* EXERCISE TASK
Keep the pictures out of the copy and print all the entries below exactly.

[Data items]
* * * * * * *

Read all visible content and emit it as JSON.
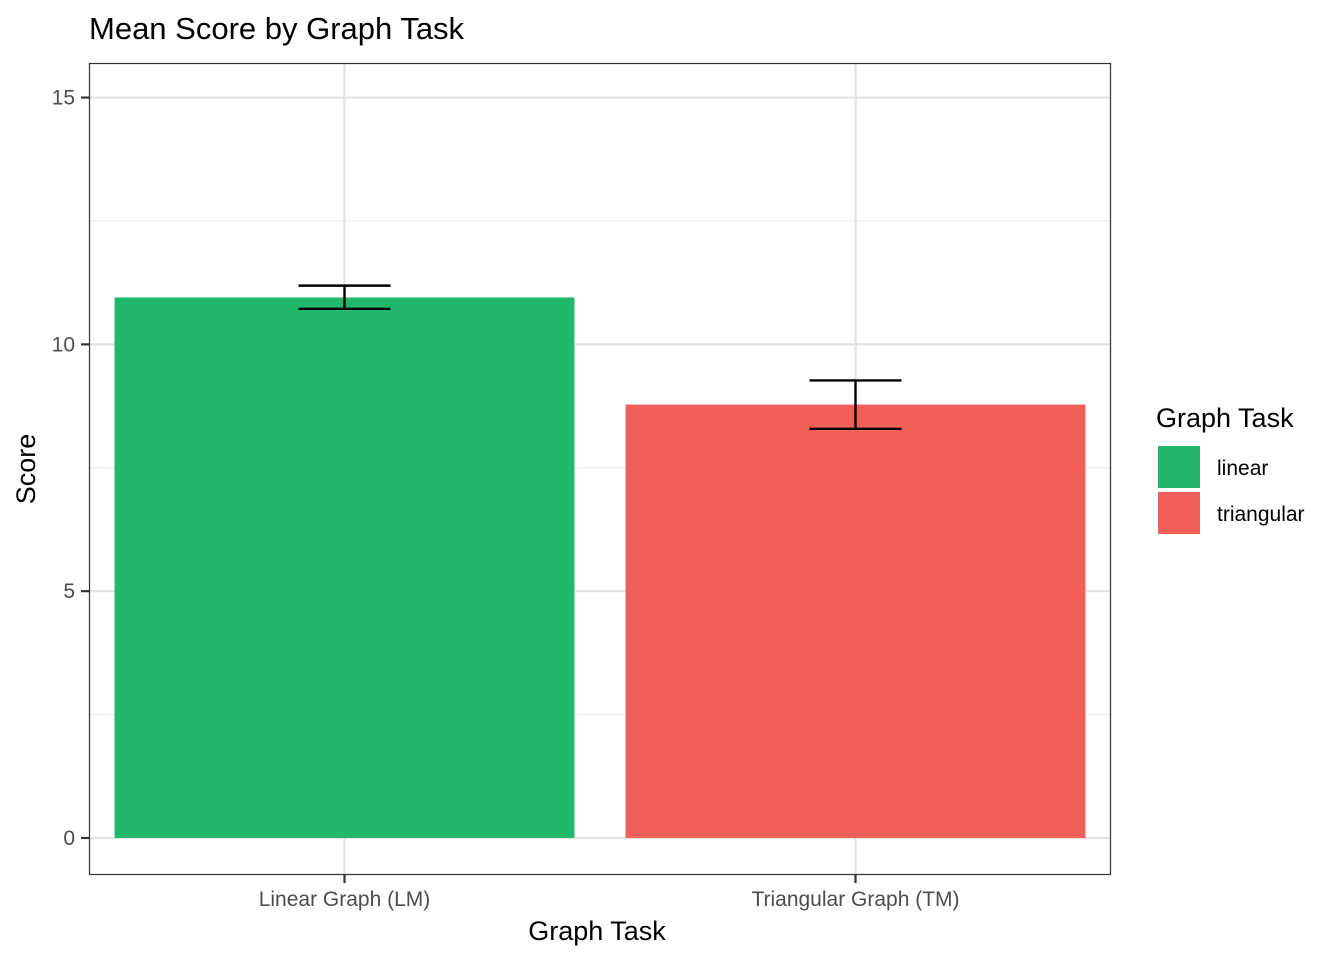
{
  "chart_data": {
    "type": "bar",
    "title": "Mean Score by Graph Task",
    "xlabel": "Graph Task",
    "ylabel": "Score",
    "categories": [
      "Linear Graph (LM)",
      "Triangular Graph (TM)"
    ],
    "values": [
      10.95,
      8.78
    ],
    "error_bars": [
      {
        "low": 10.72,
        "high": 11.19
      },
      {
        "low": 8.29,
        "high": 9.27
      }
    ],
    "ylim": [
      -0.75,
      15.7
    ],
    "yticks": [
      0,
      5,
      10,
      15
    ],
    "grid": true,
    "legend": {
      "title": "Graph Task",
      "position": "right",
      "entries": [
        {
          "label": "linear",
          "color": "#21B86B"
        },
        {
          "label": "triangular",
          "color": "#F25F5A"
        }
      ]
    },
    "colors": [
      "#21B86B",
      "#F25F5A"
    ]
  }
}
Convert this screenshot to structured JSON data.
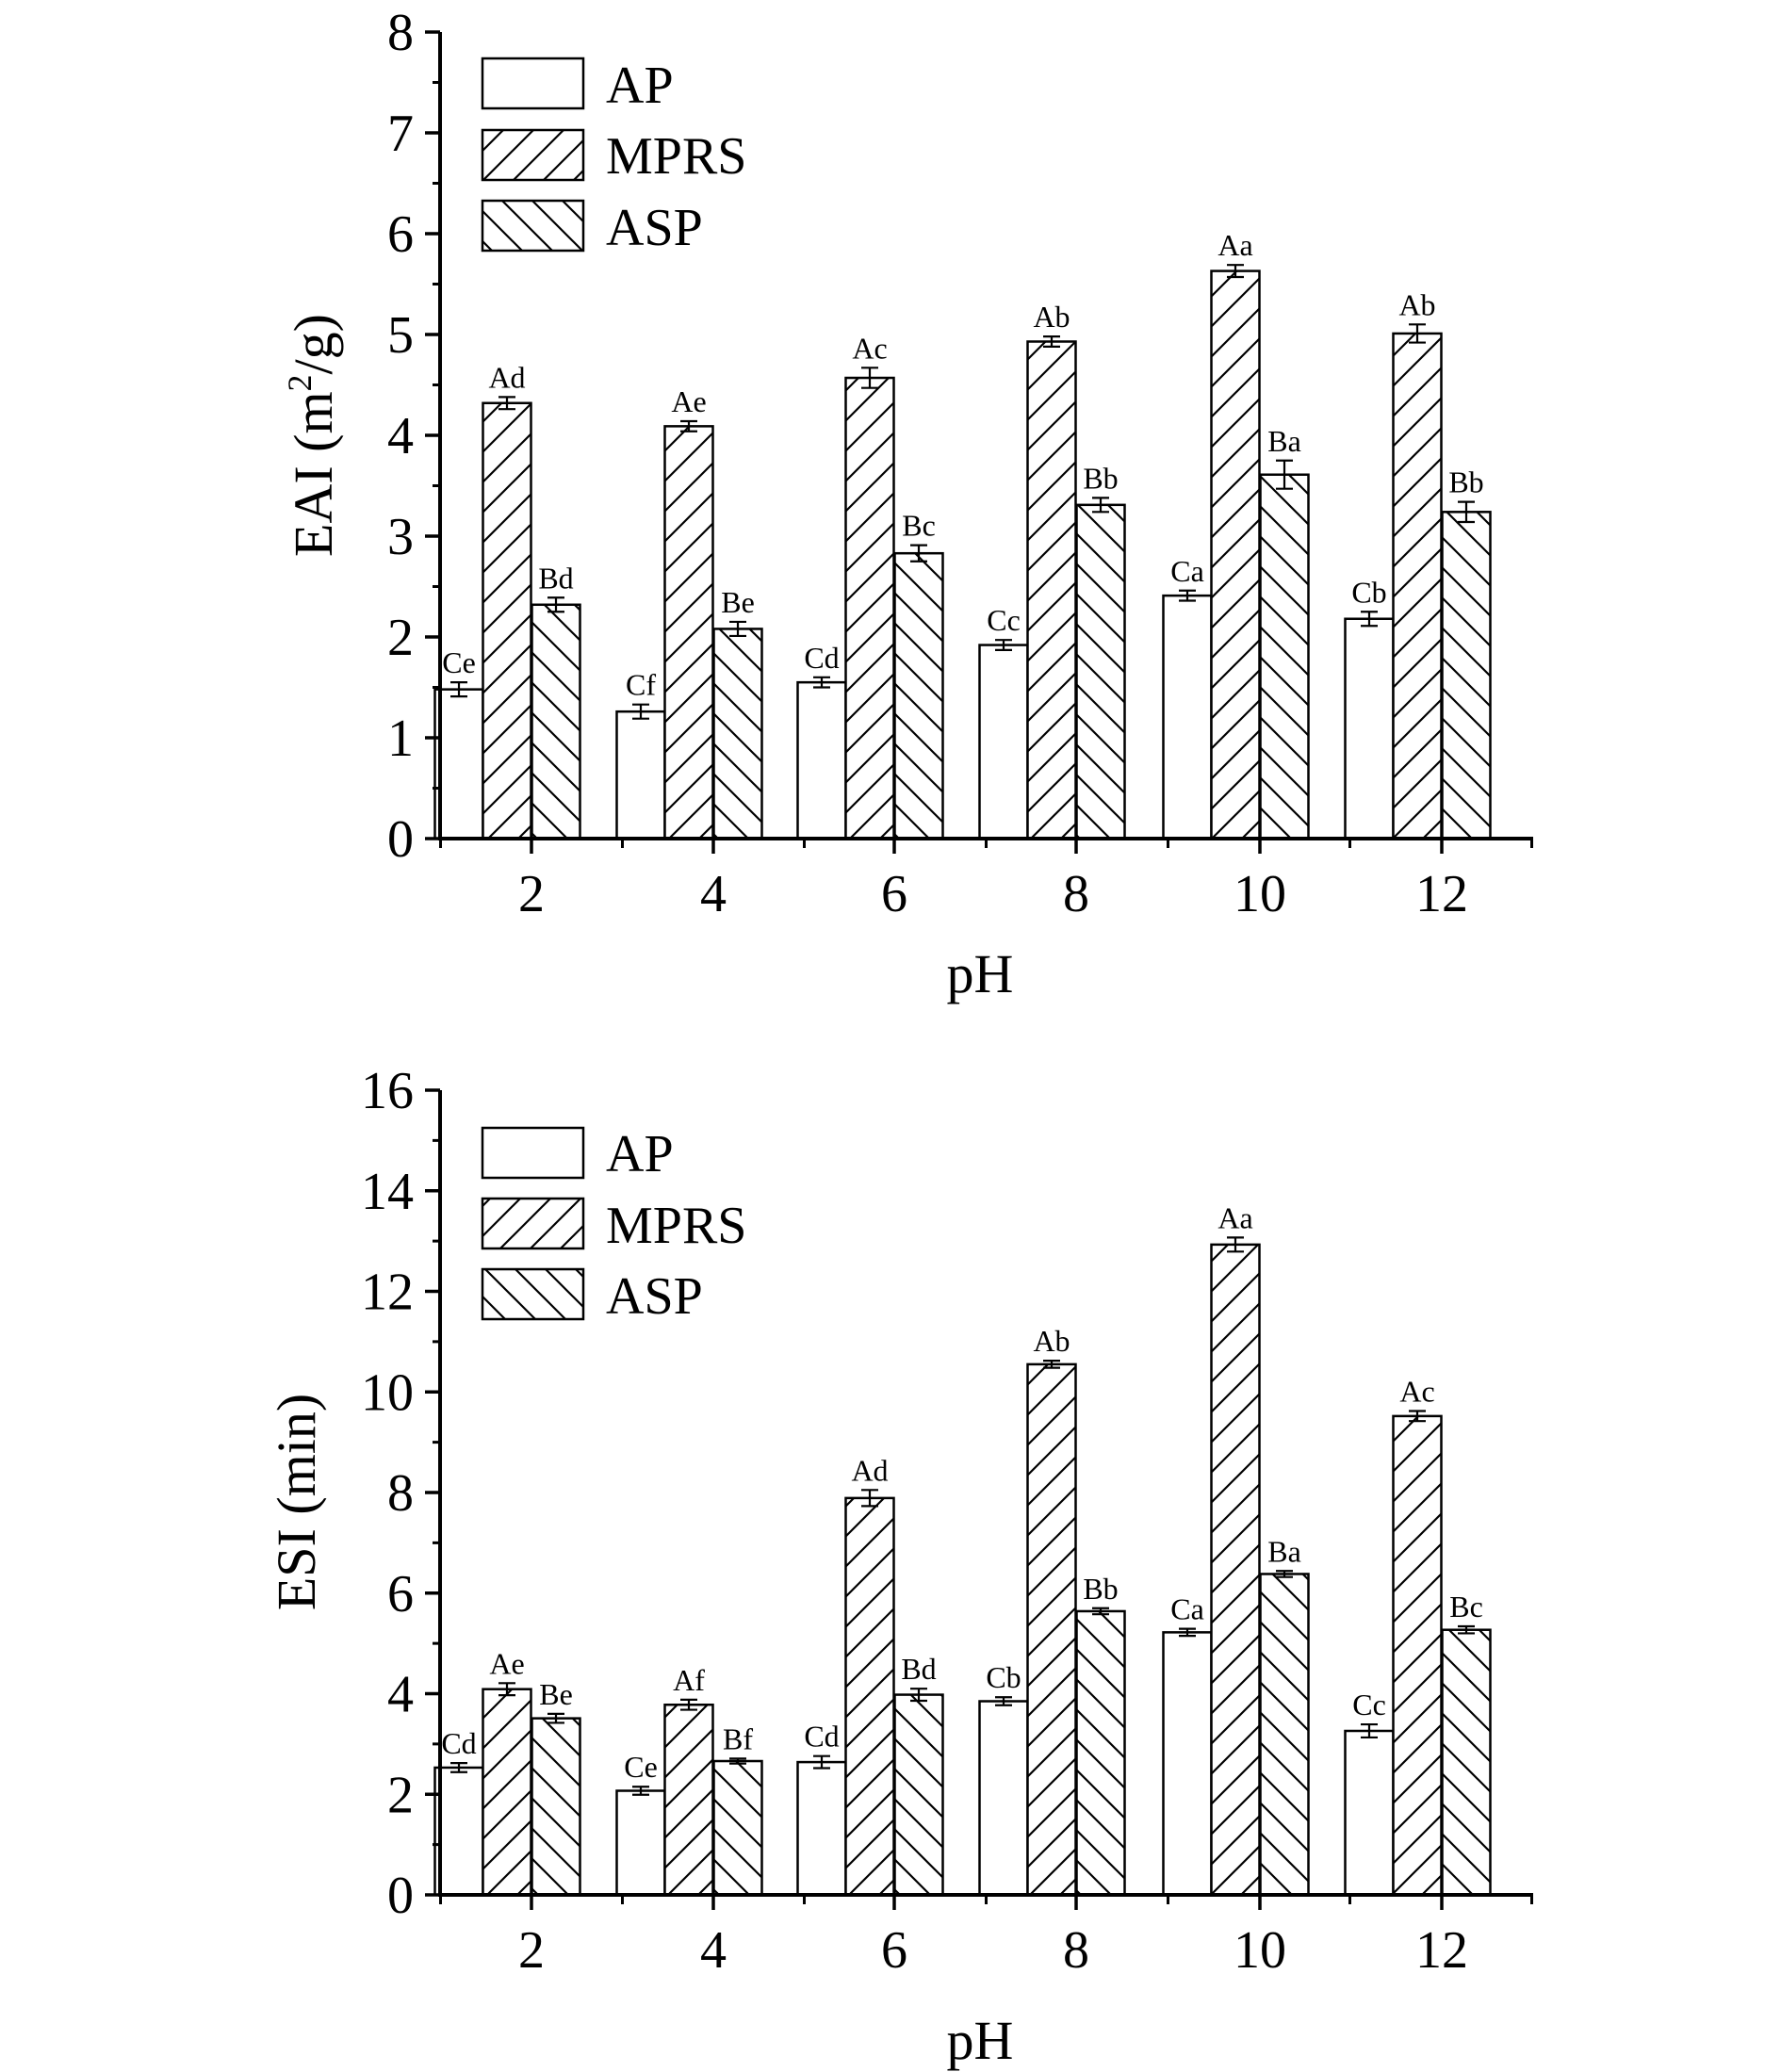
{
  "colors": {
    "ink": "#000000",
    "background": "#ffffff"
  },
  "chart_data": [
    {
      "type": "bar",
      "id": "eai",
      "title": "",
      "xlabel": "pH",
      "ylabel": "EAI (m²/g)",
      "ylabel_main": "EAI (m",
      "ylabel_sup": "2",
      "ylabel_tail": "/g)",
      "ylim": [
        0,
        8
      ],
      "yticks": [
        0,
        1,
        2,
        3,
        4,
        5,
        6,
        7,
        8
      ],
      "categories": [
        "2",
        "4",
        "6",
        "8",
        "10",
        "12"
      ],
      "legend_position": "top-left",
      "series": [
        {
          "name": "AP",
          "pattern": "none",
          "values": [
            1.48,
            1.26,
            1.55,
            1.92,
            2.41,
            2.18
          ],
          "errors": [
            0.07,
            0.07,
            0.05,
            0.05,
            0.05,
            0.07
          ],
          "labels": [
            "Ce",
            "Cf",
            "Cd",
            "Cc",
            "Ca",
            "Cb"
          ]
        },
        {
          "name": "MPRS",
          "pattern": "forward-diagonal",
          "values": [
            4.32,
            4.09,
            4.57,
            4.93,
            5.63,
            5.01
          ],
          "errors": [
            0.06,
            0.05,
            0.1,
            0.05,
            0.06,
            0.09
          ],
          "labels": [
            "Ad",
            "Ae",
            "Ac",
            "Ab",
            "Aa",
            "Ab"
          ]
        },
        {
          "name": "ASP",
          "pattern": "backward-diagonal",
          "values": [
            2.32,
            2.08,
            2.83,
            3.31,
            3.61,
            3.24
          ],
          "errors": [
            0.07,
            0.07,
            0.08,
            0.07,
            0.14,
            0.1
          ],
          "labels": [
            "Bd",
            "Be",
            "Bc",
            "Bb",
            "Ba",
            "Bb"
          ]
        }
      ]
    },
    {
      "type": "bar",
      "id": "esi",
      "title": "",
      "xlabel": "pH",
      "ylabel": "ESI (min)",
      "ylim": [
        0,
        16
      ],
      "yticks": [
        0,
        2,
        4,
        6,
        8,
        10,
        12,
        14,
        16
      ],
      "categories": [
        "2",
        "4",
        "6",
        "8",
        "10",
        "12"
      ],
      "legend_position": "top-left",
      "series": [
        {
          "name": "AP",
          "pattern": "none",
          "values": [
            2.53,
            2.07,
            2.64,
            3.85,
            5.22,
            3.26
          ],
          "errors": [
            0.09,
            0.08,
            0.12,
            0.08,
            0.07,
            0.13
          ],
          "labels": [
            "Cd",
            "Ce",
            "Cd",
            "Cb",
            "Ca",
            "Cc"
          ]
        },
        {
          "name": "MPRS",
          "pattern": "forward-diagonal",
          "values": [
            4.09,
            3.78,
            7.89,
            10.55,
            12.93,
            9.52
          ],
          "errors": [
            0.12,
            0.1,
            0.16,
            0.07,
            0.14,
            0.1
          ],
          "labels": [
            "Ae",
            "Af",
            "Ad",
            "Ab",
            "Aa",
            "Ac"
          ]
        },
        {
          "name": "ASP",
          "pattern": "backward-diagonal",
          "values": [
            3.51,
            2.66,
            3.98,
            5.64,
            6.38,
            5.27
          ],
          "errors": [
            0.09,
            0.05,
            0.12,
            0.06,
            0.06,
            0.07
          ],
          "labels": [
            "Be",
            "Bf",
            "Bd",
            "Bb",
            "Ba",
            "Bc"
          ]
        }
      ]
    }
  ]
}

* * * * * * *

* FULL RESPONSE
Read all visible content and emit it as JSON.
{
  "chart_data": {
    "type": "bar",
    "title": "Mean Score by Graph Task",
    "xlabel": "Graph Task",
    "ylabel": "Score",
    "categories": [
      "Linear Graph (LM)",
      "Triangular Graph (TM)"
    ],
    "values": [
      10.95,
      8.78
    ],
    "error_bars": [
      {
        "low": 10.72,
        "high": 11.19
      },
      {
        "low": 8.29,
        "high": 9.27
      }
    ],
    "ylim": [
      -0.75,
      15.7
    ],
    "yticks": [
      0,
      5,
      10,
      15
    ],
    "grid": true,
    "legend": {
      "title": "Graph Task",
      "position": "right",
      "entries": [
        {
          "label": "linear",
          "color": "#21B86B"
        },
        {
          "label": "triangular",
          "color": "#F25F5A"
        }
      ]
    },
    "colors": [
      "#21B86B",
      "#F25F5A"
    ]
  }
}
Convert this screenshot to structured JSON data.
{
  "colors": {
    "ink": "#000000",
    "background": "#ffffff"
  },
  "chart_data": [
    {
      "type": "bar",
      "id": "eai",
      "title": "",
      "xlabel": "pH",
      "ylabel": "EAI (m²/g)",
      "ylabel_main": "EAI (m",
      "ylabel_sup": "2",
      "ylabel_tail": "/g)",
      "ylim": [
        0,
        8
      ],
      "yticks": [
        0,
        1,
        2,
        3,
        4,
        5,
        6,
        7,
        8
      ],
      "categories": [
        "2",
        "4",
        "6",
        "8",
        "10",
        "12"
      ],
      "legend_position": "top-left",
      "series": [
        {
          "name": "AP",
          "pattern": "none",
          "values": [
            1.48,
            1.26,
            1.55,
            1.92,
            2.41,
            2.18
          ],
          "errors": [
            0.07,
            0.07,
            0.05,
            0.05,
            0.05,
            0.07
          ],
          "labels": [
            "Ce",
            "Cf",
            "Cd",
            "Cc",
            "Ca",
            "Cb"
          ]
        },
        {
          "name": "MPRS",
          "pattern": "forward-diagonal",
          "values": [
            4.32,
            4.09,
            4.57,
            4.93,
            5.63,
            5.01
          ],
          "errors": [
            0.06,
            0.05,
            0.1,
            0.05,
            0.06,
            0.09
          ],
          "labels": [
            "Ad",
            "Ae",
            "Ac",
            "Ab",
            "Aa",
            "Ab"
          ]
        },
        {
          "name": "ASP",
          "pattern": "backward-diagonal",
          "values": [
            2.32,
            2.08,
            2.83,
            3.31,
            3.61,
            3.24
          ],
          "errors": [
            0.07,
            0.07,
            0.08,
            0.07,
            0.14,
            0.1
          ],
          "labels": [
            "Bd",
            "Be",
            "Bc",
            "Bb",
            "Ba",
            "Bb"
          ]
        }
      ]
    },
    {
      "type": "bar",
      "id": "esi",
      "title": "",
      "xlabel": "pH",
      "ylabel": "ESI (min)",
      "ylim": [
        0,
        16
      ],
      "yticks": [
        0,
        2,
        4,
        6,
        8,
        10,
        12,
        14,
        16
      ],
      "categories": [
        "2",
        "4",
        "6",
        "8",
        "10",
        "12"
      ],
      "legend_position": "top-left",
      "series": [
        {
          "name": "AP",
          "pattern": "none",
          "values": [
            2.53,
            2.07,
            2.64,
            3.85,
            5.22,
            3.26
          ],
          "errors": [
            0.09,
            0.08,
            0.12,
            0.08,
            0.07,
            0.13
          ],
          "labels": [
            "Cd",
            "Ce",
            "Cd",
            "Cb",
            "Ca",
            "Cc"
          ]
        },
        {
          "name": "MPRS",
          "pattern": "forward-diagonal",
          "values": [
            4.09,
            3.78,
            7.89,
            10.55,
            12.93,
            9.52
          ],
          "errors": [
            0.12,
            0.1,
            0.16,
            0.07,
            0.14,
            0.1
          ],
          "labels": [
            "Ae",
            "Af",
            "Ad",
            "Ab",
            "Aa",
            "Ac"
          ]
        },
        {
          "name": "ASP",
          "pattern": "backward-diagonal",
          "values": [
            3.51,
            2.66,
            3.98,
            5.64,
            6.38,
            5.27
          ],
          "errors": [
            0.09,
            0.05,
            0.12,
            0.06,
            0.06,
            0.07
          ],
          "labels": [
            "Be",
            "Bf",
            "Bd",
            "Bb",
            "Ba",
            "Bc"
          ]
        }
      ]
    }
  ]
}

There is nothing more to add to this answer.